DIRECTIONS FOR THIS TASK: Scan the listing below and copy every line holding "minutos".

:: PROVIDED DATA ::

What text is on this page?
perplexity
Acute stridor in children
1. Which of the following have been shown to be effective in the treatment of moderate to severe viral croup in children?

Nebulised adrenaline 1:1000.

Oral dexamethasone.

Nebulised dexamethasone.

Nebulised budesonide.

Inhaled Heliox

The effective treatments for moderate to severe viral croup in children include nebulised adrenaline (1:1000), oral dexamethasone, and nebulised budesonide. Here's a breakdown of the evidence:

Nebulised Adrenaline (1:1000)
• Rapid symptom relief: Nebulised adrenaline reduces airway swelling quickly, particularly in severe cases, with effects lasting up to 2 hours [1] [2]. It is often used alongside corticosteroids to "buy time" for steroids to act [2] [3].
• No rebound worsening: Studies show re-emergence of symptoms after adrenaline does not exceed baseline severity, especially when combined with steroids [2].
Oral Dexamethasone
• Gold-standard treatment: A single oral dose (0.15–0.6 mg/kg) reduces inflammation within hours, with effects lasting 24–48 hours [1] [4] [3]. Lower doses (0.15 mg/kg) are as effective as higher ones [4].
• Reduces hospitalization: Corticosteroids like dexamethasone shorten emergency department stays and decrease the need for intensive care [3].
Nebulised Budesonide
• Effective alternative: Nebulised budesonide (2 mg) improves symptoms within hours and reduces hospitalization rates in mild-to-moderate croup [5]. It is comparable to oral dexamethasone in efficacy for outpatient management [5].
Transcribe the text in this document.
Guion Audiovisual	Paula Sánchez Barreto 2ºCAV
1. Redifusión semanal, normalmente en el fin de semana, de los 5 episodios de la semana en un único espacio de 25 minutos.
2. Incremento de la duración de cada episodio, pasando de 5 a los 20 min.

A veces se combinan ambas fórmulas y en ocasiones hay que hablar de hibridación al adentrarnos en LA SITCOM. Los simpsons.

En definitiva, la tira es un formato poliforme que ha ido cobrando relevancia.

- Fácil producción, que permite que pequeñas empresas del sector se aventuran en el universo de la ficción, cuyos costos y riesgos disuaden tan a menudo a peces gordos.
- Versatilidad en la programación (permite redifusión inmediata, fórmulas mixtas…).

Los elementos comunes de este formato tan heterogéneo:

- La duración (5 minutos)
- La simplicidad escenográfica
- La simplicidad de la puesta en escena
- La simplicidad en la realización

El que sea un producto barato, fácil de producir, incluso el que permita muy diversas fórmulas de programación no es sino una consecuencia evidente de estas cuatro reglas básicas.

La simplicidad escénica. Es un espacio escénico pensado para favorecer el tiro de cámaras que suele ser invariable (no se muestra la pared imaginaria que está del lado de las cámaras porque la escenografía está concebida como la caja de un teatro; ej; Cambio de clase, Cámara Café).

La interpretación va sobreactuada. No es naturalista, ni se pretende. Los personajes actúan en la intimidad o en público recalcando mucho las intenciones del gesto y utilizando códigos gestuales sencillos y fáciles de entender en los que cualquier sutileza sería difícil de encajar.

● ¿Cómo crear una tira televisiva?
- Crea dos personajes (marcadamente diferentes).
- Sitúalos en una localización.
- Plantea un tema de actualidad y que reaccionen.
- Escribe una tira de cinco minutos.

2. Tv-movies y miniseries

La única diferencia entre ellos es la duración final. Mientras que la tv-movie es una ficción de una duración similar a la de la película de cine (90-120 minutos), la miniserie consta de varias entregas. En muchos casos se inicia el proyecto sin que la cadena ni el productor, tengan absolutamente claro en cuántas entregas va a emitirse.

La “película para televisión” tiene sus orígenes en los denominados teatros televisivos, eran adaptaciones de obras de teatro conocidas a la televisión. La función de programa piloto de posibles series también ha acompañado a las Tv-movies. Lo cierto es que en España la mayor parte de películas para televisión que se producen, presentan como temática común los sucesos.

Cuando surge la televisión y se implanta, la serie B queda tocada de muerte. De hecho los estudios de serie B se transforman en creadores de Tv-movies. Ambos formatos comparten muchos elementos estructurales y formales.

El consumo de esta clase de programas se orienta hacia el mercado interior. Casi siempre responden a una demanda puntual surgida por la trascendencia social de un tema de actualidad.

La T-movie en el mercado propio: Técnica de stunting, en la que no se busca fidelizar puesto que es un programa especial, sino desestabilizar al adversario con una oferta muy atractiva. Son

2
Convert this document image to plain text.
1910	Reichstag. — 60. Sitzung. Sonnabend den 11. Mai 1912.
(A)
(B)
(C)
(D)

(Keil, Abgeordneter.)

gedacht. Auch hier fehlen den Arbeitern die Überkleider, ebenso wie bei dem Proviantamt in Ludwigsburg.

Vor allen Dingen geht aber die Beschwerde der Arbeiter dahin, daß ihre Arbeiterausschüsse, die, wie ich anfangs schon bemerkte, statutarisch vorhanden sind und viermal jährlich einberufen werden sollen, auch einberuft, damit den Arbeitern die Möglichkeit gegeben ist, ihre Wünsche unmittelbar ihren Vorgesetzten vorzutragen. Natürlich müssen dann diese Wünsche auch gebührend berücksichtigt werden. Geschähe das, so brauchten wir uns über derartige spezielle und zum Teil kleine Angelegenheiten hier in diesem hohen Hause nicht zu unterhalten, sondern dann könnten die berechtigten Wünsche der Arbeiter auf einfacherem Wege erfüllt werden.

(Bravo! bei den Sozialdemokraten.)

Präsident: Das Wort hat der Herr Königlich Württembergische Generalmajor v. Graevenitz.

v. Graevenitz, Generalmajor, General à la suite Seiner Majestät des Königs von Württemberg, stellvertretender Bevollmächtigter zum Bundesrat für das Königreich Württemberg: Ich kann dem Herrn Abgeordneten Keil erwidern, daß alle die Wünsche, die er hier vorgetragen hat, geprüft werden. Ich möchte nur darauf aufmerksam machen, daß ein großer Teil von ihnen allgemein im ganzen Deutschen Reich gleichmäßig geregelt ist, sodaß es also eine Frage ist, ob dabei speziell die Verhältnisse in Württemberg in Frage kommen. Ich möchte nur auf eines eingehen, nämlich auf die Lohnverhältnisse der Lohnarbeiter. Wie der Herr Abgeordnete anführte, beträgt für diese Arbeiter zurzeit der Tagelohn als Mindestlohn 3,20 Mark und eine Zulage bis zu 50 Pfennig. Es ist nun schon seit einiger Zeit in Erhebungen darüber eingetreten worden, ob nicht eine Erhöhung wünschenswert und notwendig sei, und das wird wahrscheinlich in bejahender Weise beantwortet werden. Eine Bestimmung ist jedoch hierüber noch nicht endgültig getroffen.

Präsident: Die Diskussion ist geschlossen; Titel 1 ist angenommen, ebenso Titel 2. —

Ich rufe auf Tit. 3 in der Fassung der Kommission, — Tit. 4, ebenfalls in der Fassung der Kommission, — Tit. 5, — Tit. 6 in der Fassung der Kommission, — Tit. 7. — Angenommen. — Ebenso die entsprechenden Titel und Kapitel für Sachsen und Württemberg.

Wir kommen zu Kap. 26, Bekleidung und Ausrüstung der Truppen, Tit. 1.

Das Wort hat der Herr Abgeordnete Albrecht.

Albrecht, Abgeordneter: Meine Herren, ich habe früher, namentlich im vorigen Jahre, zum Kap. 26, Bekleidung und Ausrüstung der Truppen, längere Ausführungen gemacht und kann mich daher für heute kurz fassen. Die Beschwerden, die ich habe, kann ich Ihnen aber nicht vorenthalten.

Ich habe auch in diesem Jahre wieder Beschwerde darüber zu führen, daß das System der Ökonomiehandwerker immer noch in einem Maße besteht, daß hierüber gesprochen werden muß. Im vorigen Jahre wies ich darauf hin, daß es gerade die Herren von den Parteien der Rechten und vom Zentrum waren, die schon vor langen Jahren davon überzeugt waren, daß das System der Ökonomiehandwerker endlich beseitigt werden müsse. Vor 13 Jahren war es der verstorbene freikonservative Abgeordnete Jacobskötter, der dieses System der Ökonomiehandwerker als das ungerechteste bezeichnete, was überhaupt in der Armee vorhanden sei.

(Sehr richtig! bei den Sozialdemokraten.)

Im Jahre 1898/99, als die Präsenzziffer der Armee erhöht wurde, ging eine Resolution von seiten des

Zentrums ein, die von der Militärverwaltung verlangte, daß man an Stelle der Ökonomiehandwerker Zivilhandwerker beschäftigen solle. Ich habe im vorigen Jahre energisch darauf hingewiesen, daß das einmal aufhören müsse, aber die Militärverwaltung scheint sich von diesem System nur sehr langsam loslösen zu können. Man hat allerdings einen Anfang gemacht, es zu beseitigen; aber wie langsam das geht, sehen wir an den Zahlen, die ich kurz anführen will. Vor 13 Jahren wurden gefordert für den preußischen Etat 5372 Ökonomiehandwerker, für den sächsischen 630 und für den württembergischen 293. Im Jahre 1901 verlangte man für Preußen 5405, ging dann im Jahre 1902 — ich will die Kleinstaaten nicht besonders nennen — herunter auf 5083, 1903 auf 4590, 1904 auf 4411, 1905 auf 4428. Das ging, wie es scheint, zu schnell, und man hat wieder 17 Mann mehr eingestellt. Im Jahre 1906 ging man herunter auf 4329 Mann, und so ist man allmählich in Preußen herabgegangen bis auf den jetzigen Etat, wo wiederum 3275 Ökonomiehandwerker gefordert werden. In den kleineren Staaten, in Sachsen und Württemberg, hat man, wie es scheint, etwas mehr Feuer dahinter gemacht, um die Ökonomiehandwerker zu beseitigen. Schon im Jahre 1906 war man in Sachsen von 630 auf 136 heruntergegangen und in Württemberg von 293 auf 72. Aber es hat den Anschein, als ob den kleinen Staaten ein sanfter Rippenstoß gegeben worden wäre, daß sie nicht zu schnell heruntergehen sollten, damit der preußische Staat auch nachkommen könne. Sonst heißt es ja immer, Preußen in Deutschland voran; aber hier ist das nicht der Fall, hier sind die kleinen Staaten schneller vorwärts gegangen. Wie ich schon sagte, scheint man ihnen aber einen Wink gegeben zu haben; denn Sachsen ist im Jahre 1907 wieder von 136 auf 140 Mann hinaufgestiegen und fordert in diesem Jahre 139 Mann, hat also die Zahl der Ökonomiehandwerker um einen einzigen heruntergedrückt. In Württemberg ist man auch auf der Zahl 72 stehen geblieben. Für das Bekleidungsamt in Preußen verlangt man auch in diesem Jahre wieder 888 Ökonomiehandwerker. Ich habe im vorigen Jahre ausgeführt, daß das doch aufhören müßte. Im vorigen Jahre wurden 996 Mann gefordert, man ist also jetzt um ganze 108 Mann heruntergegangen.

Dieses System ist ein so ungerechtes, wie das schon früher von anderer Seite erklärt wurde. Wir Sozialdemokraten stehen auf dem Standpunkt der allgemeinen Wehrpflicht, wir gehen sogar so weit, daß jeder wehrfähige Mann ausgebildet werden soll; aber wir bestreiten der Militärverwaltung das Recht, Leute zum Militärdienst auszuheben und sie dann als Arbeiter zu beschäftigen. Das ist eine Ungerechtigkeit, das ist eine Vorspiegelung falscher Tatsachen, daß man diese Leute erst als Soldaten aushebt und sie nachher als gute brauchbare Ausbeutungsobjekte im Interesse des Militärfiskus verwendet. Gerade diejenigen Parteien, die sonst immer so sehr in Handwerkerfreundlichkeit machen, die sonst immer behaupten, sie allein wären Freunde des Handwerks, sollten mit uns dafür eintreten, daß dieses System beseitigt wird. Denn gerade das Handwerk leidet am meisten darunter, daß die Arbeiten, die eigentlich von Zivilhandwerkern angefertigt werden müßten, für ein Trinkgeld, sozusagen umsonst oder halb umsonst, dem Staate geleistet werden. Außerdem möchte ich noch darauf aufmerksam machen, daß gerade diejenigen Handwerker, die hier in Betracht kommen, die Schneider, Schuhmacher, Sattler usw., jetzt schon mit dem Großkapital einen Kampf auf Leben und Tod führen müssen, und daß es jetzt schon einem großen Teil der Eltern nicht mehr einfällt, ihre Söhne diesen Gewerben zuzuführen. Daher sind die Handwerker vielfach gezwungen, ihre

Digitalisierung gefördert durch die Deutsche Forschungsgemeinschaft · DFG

:::

EXPECTED OUTPUT:
1. Redifusión semanal, normalmente en el fin de semana, de los 5 episodios de la semana en un único espacio de 25 minutos.
- La duración (5 minutos)
- Escribe una tira de cinco minutos.
La única diferencia entre ellos es la duración final. Mientras que la tv-movie es una ficción de una duración similar a la de la película de cine (90-120 minutos), la miniserie consta de varias entregas. En muchos casos se inicia el proyecto sin que la cadena ni el productor, tengan absolutamente claro en cuántas entregas va a emitirse.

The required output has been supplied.